# Extracted records:
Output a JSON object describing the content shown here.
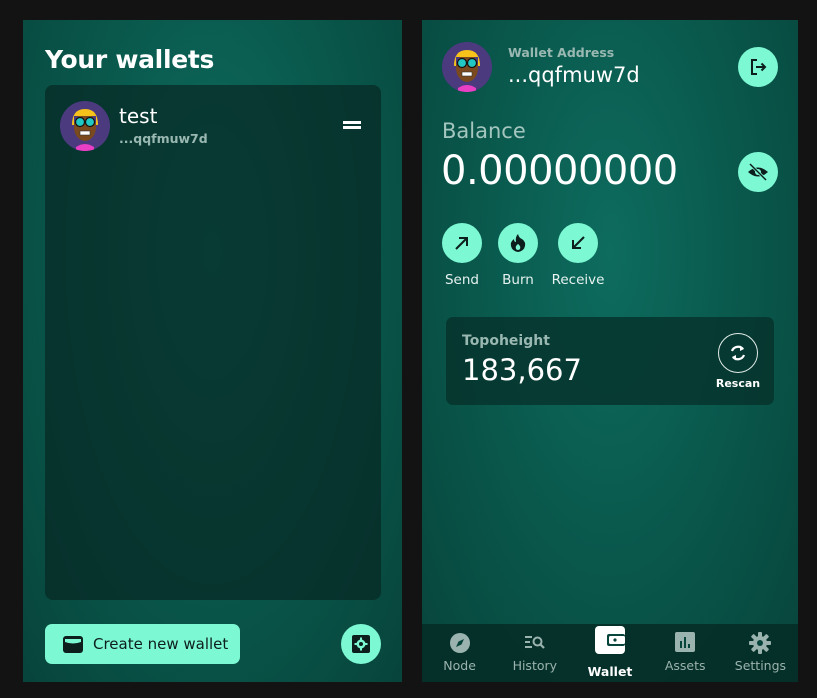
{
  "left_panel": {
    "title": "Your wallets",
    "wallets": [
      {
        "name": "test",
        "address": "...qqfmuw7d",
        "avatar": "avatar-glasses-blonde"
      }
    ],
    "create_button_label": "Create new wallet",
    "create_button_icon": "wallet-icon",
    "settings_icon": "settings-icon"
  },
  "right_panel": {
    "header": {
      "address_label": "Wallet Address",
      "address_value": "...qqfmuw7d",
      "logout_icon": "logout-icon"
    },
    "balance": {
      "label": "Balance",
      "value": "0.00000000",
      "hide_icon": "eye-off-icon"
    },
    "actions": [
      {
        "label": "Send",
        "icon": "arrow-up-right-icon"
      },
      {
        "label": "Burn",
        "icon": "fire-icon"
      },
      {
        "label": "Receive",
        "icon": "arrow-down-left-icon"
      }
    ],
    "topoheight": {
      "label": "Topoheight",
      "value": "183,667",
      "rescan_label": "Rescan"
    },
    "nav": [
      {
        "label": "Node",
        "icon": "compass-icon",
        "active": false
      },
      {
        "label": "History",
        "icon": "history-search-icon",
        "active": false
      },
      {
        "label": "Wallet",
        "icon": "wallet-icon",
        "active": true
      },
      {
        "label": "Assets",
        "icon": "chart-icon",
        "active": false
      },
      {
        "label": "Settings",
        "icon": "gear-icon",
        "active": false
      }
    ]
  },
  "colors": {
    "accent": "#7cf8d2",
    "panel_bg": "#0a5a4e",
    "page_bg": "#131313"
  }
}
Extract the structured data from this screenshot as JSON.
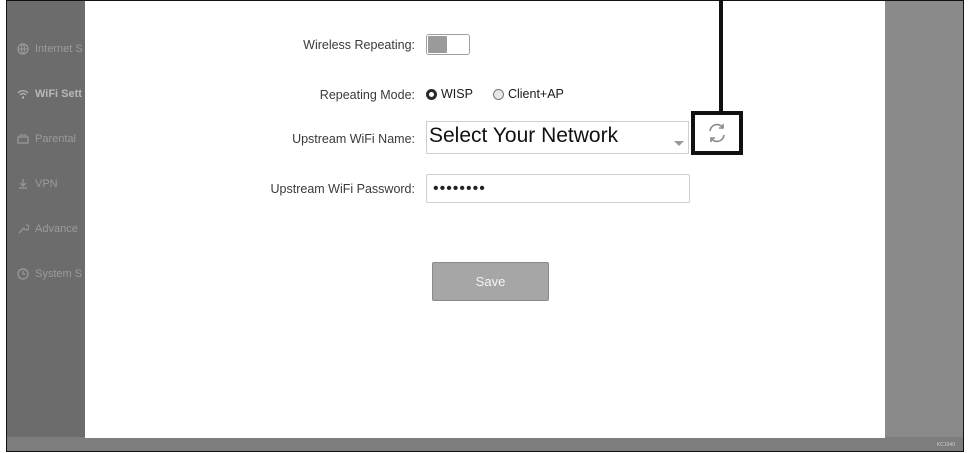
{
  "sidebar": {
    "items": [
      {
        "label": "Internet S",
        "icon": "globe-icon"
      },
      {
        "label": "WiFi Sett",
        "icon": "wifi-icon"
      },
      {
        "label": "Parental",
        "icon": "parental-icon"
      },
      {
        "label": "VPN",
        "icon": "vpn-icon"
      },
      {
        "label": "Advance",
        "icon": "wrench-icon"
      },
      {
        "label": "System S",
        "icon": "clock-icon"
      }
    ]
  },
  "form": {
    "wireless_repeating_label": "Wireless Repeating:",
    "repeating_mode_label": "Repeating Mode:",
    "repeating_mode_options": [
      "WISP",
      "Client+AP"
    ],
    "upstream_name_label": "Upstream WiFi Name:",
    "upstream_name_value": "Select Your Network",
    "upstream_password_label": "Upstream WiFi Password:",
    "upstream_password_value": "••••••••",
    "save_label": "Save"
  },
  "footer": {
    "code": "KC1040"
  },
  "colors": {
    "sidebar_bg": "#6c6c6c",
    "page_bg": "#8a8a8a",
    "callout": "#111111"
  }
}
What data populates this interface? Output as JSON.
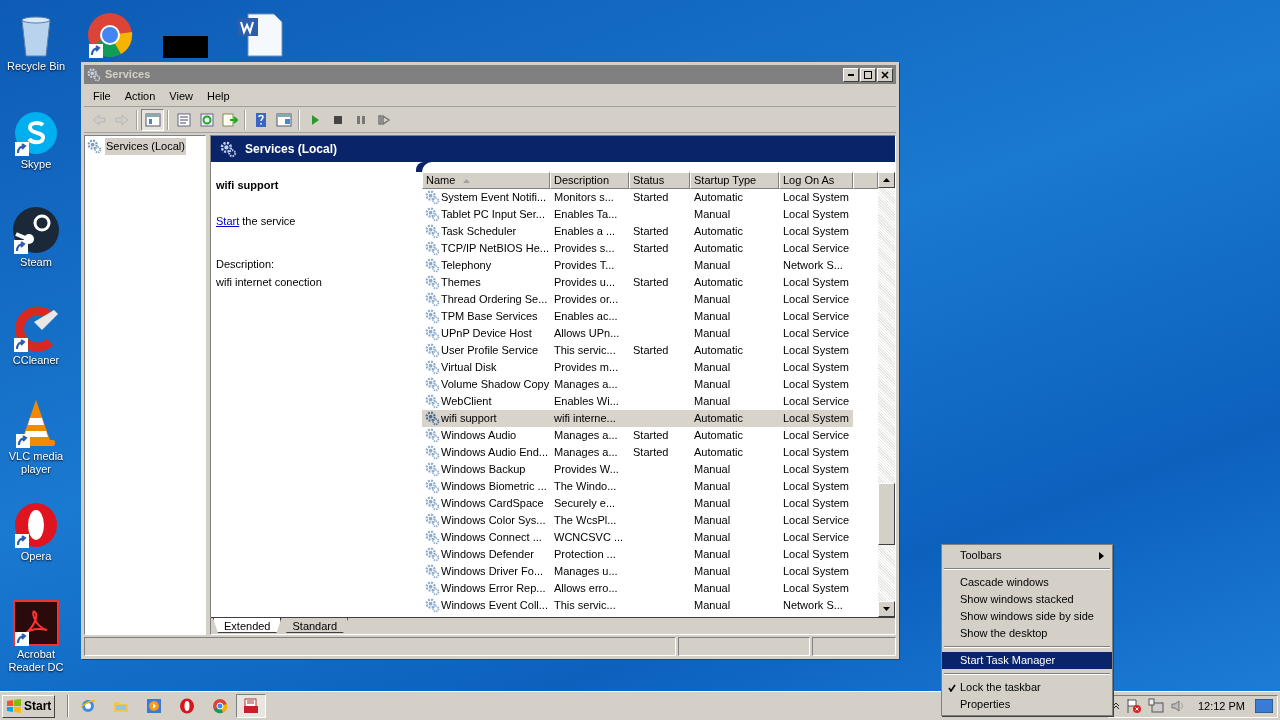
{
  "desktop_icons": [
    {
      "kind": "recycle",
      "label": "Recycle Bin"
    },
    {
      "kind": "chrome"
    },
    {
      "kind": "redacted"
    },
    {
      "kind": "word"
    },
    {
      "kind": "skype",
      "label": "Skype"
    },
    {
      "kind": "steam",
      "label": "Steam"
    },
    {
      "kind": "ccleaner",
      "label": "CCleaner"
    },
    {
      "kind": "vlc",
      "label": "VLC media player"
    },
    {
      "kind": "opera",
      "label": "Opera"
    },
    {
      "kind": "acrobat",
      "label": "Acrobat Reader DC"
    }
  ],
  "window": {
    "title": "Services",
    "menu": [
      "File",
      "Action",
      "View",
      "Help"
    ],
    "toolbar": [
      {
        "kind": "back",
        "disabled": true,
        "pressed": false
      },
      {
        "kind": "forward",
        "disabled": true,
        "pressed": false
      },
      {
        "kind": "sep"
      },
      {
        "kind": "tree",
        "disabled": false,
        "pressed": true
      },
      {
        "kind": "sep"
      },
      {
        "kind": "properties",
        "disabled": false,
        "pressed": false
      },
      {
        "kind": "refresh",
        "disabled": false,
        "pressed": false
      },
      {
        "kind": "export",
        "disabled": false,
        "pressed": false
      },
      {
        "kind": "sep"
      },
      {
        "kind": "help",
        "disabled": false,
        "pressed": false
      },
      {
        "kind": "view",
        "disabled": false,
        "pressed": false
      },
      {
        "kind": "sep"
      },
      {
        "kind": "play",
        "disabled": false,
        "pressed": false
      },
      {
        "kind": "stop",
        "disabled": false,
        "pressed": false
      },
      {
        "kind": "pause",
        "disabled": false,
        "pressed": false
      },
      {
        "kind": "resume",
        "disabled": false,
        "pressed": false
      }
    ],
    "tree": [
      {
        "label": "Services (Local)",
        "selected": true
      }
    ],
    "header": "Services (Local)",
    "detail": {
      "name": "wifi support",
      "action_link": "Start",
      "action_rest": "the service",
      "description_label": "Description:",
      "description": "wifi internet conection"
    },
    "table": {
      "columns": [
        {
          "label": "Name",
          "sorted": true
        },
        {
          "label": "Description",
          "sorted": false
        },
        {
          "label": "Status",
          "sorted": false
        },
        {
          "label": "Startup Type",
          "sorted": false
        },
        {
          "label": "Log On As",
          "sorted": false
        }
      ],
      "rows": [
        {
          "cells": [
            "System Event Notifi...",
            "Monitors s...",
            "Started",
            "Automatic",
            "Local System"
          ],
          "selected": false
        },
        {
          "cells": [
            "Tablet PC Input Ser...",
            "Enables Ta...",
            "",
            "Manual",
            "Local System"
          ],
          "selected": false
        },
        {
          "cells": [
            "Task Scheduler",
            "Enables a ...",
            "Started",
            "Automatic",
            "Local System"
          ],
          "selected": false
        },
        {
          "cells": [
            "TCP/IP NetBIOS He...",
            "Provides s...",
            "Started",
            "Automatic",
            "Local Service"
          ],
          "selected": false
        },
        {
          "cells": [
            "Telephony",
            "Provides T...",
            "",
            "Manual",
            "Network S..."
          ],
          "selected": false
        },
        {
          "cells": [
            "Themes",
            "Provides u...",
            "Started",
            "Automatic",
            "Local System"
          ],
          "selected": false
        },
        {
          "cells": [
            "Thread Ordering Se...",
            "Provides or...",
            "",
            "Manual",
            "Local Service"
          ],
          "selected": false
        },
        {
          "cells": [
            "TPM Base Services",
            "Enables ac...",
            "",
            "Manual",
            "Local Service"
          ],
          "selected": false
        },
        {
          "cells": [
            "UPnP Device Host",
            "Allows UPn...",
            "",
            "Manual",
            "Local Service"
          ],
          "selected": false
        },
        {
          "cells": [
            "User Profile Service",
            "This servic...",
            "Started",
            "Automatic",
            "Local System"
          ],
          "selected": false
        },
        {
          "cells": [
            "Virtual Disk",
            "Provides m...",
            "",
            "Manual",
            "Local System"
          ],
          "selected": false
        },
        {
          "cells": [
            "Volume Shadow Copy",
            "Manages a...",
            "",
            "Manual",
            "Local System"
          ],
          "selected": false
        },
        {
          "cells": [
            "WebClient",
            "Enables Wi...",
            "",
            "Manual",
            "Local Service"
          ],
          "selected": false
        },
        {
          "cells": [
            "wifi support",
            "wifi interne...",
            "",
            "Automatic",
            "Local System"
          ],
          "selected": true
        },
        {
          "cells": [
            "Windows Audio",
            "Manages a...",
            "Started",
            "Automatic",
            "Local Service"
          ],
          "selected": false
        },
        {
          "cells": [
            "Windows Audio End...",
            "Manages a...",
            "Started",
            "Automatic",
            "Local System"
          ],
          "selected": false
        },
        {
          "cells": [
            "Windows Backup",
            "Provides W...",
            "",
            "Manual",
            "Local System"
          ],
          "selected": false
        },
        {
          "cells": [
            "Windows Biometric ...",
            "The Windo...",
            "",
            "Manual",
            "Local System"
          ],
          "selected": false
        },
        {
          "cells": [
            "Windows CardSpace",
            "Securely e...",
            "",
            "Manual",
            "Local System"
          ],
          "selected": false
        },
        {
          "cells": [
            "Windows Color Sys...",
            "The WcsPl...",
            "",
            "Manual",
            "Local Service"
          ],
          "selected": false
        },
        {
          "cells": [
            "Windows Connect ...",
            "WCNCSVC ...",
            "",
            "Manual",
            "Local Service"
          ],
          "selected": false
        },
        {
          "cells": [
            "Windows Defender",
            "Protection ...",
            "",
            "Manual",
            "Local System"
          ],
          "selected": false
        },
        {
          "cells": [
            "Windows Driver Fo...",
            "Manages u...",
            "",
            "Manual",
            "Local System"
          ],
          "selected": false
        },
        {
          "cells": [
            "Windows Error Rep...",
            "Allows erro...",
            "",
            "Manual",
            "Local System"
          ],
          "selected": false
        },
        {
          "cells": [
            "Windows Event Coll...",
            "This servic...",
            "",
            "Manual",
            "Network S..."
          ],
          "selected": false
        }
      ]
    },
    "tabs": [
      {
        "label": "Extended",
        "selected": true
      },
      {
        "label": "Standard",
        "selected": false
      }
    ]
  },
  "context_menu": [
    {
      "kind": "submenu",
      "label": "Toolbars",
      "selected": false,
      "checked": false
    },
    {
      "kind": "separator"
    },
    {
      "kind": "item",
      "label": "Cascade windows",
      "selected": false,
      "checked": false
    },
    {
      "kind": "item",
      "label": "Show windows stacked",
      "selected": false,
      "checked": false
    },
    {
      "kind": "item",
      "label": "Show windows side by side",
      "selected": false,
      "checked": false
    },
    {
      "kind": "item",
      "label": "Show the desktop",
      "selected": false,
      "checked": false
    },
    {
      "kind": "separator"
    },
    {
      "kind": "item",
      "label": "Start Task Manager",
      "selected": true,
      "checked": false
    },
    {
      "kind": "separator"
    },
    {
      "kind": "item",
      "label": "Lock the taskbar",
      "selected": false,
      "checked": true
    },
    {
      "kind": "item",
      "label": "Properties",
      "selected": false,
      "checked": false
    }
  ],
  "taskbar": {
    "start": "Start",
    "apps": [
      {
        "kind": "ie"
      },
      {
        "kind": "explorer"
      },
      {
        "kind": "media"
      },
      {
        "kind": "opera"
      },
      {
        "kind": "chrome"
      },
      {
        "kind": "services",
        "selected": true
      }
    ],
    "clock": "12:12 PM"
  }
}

# REQUIREMENTS:
Show every line where the string "data" appears.

# TASK RESPONSE:
Extract the structured data from this screenshot as JSON.
What data populates this interface? Output as JSON.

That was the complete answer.